## [SOURCE TEXT]
════════════════
NOTES TO THE FINANCIAL STATEMENTS – CONTINUED
DECEMBER 31, 2007
As of December 31, 2007, the Funds did not have any accumulated net realized capital loss carryovers. As of December 31, 2007, Capital Appreciation Fund and Opportunity Fund had $0 and $15,468, respectively, of deferred, on a tax basis, post-October losses.
The tax character of distributions paid during the fiscal period ended December 31, 2007 were as follows:
| Ordinary | Long Term | |
| Income | Capital Gains | Total |
Capital Appreciation Fund | $ 6,822 | $— | $ 6,822 |
Opportunity Fund | 20,837 | — | 20,837 |
4. AGREEMENTS
The Funds have entered into an Investment Advisory Agreement with the Adviser, with whom certain directors and officers of the Corporation are affiliated, to furnish investment advisory services to the Funds. Pursuant to this Agreement, the Adviser is entitled to receive a fee, calculated daily and payable monthly, at the annual rate of 1.10% as applied to each Fund’s daily net assets.
════════════════
## [Image region annotations]
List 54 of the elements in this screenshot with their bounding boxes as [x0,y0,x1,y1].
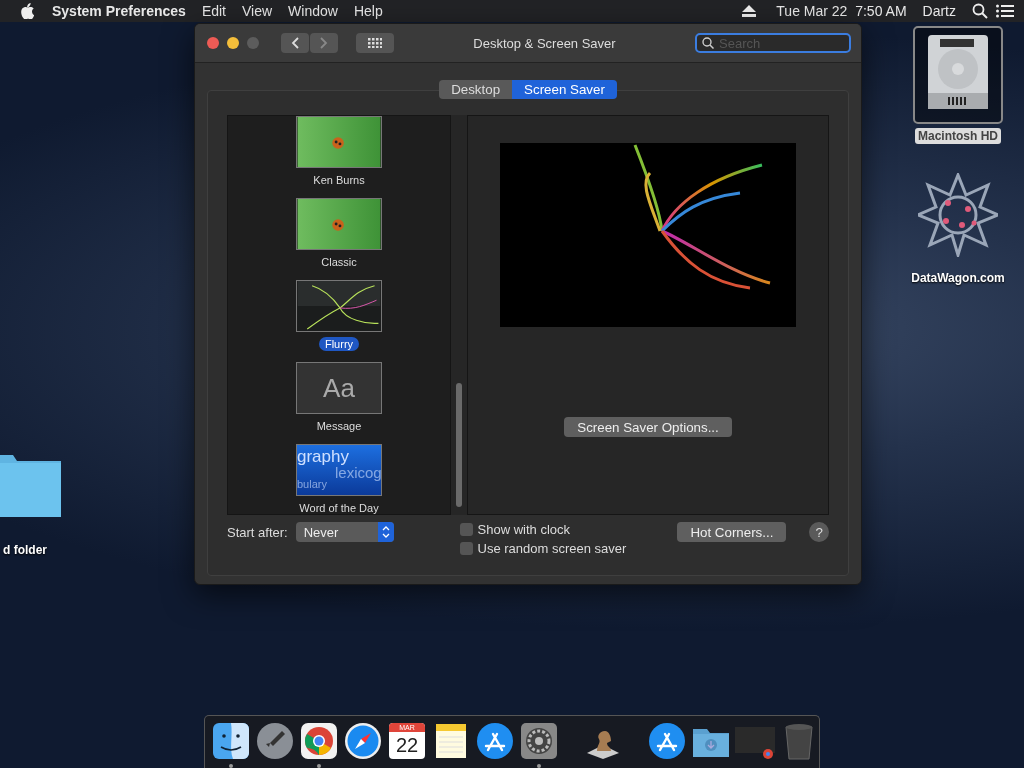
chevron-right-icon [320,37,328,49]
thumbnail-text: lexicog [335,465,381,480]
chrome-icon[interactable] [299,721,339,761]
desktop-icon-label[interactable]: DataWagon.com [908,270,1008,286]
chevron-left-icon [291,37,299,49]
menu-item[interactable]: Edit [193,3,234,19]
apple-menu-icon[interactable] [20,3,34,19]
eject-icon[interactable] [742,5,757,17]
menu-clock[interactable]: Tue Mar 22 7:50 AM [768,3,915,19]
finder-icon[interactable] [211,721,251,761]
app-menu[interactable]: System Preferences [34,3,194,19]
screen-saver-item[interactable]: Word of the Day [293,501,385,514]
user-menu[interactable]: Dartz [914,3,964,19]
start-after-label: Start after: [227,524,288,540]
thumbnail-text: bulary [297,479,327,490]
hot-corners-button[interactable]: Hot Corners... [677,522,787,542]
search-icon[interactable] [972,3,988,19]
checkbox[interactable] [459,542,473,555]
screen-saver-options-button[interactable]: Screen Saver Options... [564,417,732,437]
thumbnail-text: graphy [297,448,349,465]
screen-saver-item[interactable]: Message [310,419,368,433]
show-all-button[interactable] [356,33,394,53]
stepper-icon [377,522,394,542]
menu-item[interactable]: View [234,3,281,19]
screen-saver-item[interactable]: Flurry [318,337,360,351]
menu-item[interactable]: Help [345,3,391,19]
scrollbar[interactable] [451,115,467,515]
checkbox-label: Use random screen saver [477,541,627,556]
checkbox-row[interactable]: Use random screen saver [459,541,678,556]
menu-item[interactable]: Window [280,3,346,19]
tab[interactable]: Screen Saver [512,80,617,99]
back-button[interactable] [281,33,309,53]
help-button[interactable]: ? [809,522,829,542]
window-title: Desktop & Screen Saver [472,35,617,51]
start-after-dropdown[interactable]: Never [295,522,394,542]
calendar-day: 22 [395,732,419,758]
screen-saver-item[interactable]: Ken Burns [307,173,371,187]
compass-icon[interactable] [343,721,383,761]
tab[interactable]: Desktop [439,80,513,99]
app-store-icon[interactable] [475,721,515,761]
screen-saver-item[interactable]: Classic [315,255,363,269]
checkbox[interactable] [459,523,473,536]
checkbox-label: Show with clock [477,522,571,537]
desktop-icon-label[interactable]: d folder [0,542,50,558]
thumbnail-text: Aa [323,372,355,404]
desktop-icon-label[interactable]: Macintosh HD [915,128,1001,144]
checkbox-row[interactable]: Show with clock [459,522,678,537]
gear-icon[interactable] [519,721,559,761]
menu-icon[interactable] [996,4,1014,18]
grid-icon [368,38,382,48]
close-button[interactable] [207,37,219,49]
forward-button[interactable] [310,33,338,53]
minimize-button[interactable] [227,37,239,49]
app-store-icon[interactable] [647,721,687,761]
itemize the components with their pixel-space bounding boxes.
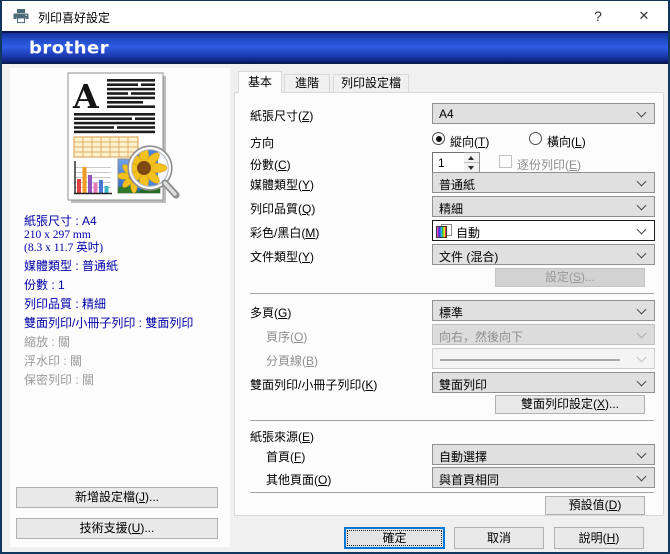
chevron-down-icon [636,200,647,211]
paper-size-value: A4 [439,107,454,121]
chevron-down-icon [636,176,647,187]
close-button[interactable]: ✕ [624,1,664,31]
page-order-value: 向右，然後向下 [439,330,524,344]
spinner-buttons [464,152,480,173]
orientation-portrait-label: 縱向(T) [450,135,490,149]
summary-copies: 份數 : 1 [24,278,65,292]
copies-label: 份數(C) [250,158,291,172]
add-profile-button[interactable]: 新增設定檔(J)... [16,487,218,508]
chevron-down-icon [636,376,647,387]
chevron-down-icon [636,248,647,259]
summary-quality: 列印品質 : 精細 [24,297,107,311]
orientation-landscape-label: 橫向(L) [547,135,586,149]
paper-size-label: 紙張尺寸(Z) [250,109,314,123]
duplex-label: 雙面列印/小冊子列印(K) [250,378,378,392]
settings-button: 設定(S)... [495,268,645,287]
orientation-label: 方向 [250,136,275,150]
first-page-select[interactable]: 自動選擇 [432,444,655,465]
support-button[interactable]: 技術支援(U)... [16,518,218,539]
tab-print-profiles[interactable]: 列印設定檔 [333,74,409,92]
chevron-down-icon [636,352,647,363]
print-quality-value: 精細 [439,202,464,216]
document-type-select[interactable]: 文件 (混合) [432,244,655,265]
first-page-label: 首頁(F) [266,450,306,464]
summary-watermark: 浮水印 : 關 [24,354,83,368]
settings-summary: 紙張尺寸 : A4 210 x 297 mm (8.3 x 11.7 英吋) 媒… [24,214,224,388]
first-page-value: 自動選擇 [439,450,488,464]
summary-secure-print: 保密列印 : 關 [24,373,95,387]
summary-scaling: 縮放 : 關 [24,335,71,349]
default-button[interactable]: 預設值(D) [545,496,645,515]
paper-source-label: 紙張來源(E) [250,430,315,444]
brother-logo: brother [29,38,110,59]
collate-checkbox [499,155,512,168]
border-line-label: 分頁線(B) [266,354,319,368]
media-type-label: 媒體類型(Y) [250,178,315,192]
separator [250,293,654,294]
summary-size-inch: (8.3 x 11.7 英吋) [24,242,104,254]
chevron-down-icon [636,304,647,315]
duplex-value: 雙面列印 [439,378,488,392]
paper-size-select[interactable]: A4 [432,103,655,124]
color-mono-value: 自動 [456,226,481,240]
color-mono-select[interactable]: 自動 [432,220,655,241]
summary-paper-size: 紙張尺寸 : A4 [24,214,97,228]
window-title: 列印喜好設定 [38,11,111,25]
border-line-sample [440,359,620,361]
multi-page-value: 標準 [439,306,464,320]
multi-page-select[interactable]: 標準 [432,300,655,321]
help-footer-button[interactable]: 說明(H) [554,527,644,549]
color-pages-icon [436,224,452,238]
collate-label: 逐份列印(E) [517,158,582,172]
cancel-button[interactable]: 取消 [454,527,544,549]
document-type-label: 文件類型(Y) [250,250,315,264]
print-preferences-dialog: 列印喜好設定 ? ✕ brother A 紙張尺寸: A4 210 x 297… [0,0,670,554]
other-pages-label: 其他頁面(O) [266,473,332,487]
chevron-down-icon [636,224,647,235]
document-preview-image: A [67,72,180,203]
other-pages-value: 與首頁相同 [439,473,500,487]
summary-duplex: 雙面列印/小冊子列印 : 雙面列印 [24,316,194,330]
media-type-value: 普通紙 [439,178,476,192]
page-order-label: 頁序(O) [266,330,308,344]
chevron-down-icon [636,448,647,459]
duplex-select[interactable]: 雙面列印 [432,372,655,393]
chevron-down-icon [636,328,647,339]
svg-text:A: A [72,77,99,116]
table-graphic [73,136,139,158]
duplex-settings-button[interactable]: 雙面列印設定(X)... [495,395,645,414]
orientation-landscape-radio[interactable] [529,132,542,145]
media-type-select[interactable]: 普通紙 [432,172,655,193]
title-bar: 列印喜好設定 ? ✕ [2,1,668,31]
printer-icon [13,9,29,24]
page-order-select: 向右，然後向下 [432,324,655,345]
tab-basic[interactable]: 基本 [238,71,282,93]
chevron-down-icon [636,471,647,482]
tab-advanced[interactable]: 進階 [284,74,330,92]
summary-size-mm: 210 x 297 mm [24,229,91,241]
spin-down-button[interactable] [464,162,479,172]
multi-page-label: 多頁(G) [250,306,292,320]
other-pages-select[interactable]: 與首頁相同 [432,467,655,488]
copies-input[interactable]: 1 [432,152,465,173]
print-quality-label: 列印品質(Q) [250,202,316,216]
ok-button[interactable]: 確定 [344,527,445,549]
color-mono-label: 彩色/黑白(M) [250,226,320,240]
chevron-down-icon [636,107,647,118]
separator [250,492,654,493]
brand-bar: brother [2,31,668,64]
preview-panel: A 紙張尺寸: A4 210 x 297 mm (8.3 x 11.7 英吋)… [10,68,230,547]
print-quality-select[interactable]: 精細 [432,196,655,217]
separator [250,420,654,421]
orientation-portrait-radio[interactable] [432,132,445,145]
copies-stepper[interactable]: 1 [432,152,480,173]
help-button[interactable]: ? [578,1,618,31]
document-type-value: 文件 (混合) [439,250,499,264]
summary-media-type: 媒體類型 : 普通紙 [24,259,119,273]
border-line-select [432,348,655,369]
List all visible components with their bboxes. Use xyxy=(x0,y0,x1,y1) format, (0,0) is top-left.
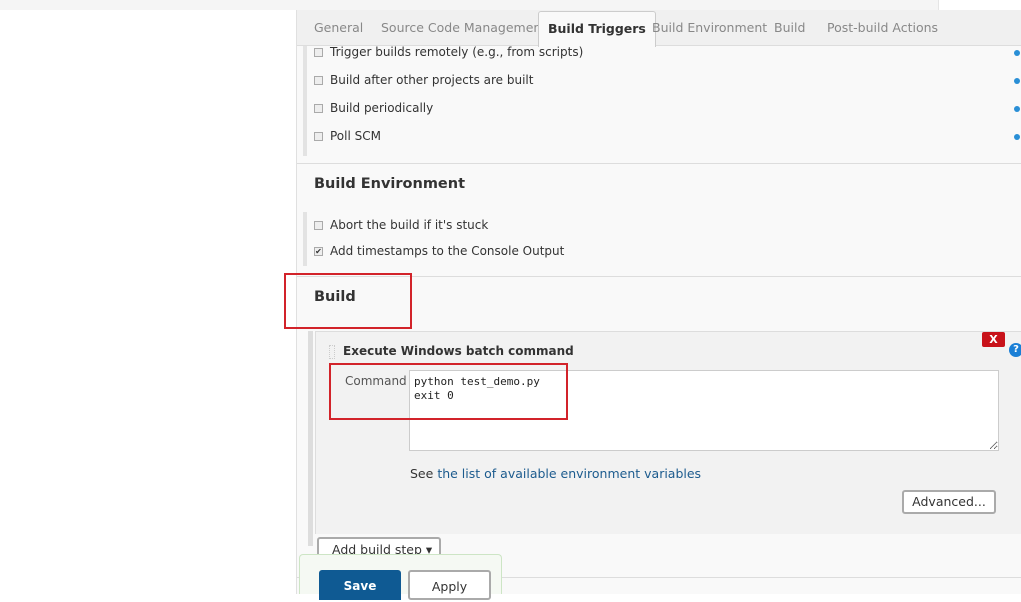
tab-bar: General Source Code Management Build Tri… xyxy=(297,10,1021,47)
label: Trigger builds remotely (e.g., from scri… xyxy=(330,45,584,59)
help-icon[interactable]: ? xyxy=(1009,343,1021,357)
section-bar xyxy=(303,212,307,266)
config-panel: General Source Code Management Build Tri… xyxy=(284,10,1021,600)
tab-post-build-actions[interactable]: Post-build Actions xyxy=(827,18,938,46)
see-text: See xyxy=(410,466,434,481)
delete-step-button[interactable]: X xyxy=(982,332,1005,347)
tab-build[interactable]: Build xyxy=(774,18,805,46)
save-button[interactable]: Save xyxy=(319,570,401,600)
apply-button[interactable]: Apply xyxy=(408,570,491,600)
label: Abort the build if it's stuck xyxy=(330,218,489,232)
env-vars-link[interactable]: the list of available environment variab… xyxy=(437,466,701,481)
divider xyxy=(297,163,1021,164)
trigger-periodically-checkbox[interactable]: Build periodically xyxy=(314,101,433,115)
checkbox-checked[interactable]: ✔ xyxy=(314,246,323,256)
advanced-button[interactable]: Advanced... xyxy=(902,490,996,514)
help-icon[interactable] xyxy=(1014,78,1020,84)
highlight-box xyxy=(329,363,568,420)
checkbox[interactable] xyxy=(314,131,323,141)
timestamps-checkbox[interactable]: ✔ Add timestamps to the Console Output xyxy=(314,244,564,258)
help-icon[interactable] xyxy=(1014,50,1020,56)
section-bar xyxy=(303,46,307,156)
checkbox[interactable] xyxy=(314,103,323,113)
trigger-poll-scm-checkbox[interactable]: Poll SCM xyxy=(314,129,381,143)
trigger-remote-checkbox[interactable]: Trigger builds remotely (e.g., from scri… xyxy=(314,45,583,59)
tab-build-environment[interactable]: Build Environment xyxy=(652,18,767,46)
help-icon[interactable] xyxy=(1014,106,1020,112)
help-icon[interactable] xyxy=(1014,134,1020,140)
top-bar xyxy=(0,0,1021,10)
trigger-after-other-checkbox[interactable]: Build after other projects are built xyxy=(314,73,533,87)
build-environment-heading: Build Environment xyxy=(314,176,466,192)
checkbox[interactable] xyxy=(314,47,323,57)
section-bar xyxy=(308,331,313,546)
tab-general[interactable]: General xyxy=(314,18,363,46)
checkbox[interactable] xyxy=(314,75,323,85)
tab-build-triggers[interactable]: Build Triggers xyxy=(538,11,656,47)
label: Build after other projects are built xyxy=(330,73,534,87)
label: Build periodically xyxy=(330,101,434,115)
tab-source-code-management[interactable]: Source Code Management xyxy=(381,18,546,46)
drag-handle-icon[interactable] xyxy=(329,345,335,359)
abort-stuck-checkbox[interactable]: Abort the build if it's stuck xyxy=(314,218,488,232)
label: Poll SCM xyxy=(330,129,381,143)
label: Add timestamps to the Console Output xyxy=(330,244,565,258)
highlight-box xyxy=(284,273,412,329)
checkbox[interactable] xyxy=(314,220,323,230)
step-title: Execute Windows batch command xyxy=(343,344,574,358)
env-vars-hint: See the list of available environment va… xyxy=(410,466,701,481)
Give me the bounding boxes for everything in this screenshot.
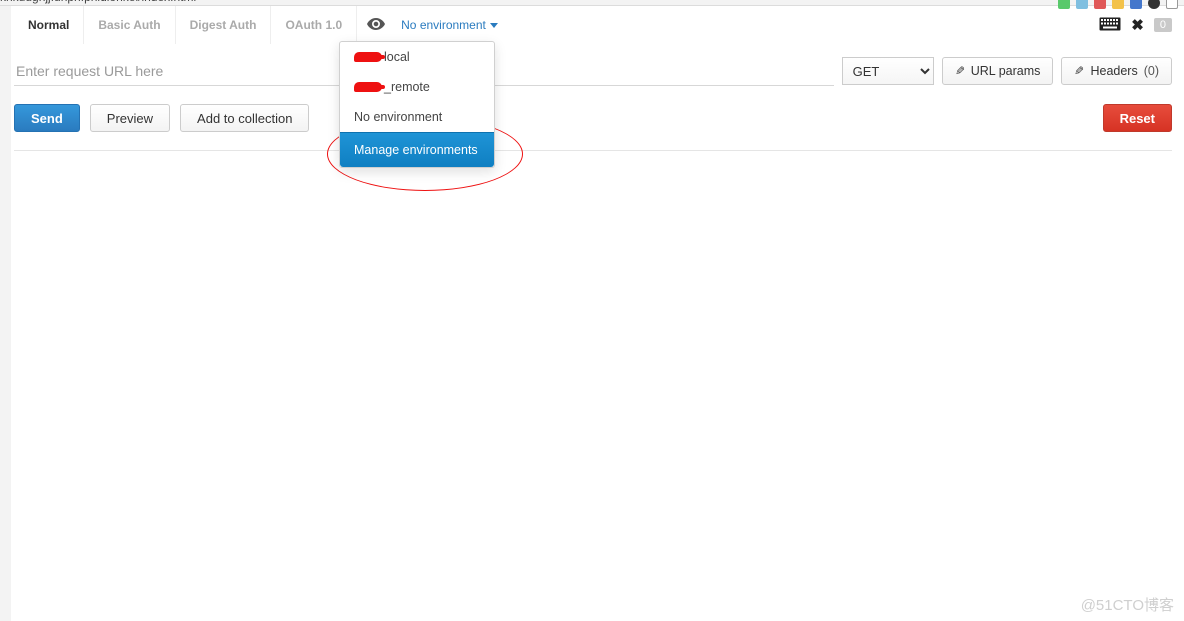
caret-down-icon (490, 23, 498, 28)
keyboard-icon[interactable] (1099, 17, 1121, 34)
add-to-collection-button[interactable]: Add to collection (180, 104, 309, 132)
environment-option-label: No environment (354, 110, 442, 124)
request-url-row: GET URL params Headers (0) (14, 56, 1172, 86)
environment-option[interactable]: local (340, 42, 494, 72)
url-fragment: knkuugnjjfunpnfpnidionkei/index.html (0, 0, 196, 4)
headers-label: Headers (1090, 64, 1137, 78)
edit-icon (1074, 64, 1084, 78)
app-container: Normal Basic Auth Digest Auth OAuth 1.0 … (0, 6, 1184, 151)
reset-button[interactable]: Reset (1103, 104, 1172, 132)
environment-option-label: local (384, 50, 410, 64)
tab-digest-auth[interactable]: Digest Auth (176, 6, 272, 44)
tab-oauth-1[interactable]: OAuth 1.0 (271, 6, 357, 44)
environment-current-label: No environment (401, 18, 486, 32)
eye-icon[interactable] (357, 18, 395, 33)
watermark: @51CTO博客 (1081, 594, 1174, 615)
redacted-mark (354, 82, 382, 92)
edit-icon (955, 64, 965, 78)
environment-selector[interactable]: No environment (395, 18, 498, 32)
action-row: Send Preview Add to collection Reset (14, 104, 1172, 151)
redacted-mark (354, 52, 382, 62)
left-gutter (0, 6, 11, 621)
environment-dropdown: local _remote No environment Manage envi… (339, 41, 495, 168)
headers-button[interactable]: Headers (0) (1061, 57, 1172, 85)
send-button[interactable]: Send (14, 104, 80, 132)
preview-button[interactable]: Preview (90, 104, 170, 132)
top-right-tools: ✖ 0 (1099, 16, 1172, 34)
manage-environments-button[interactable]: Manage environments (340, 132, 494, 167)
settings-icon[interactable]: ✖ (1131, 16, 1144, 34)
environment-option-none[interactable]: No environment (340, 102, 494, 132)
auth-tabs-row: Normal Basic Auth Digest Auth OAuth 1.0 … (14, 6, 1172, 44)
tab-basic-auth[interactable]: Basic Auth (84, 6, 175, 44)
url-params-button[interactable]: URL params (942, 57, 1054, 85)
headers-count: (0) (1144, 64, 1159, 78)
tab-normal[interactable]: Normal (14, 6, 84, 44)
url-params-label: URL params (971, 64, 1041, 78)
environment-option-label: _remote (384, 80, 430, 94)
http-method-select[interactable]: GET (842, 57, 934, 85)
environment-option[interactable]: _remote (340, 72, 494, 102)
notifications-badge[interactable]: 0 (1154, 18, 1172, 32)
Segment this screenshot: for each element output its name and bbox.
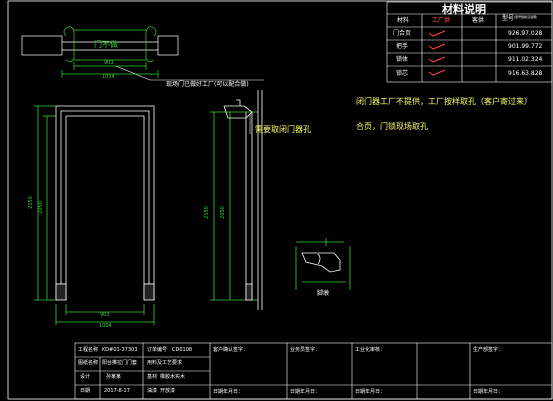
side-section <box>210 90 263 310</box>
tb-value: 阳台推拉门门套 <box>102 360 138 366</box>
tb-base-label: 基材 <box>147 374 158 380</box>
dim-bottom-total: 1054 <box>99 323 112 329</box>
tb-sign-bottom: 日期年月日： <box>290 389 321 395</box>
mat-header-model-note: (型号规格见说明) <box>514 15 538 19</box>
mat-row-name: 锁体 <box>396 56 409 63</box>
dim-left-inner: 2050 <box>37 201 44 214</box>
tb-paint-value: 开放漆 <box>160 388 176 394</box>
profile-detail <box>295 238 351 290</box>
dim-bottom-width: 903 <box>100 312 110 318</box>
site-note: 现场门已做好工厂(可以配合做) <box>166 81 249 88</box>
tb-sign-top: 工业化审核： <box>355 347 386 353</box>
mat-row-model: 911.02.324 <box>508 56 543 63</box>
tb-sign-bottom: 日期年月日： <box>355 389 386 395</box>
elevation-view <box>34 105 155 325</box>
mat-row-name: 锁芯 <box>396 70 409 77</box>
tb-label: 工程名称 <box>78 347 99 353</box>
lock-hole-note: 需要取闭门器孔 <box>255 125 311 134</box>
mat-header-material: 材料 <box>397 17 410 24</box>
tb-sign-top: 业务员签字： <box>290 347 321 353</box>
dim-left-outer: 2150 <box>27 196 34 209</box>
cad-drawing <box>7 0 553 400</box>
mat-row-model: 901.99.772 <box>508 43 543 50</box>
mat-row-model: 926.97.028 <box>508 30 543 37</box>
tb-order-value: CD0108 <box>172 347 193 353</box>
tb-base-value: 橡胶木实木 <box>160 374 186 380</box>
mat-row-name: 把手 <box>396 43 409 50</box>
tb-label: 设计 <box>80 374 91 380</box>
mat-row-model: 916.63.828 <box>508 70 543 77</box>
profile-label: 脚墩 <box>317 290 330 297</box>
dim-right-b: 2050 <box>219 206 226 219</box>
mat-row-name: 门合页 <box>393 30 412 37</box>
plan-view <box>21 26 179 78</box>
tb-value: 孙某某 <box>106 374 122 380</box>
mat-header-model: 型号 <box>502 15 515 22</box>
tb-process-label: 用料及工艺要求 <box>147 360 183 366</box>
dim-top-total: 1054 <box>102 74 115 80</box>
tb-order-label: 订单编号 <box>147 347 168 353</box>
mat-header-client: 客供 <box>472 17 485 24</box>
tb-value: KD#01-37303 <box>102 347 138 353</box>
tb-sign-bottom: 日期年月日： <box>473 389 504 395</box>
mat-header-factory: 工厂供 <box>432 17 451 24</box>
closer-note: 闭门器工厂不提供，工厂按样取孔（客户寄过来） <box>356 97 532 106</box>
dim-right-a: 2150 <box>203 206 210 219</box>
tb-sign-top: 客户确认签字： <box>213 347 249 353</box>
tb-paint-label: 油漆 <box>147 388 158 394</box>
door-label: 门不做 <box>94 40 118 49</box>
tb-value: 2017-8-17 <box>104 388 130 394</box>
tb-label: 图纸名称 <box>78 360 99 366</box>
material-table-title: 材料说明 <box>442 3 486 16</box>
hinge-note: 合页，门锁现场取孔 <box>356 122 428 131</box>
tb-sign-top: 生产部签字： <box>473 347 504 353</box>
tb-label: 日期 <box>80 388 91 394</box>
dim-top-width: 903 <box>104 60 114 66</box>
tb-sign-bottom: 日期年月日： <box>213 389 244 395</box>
════════════════
## [INSTRUCTION A]
Reproduce the passage of the fund financial notes between "The tax character" and "daily net assets.", inclusive.
## [INSTRUCTION B]
List the column headings of the distributions table in the fund financial notes.

## [CORRECT RESULT A]
The tax character of distributions paid during the fiscal period ended December 31, 2007 were as follows:
| Ordinary | Long Term | |
| Income | Capital Gains | Total |
Capital Appreciation Fund | $ 6,822 | $— | $ 6,822 |
Opportunity Fund | 20,837 | — | 20,837 |
4. AGREEMENTS
The Funds have entered into an Investment Advisory Agreement with the Adviser, with whom certain directors and officers of the Corporation are affiliated, to furnish investment advisory services to the Funds. Pursuant to this Agreement, the Adviser is entitled to receive a fee, calculated daily and payable monthly, at the annual rate of 1.10% as applied to each Fund’s daily net assets.

## [CORRECT RESULT B]
Ordinary Income
Long Term Capital Gains
Total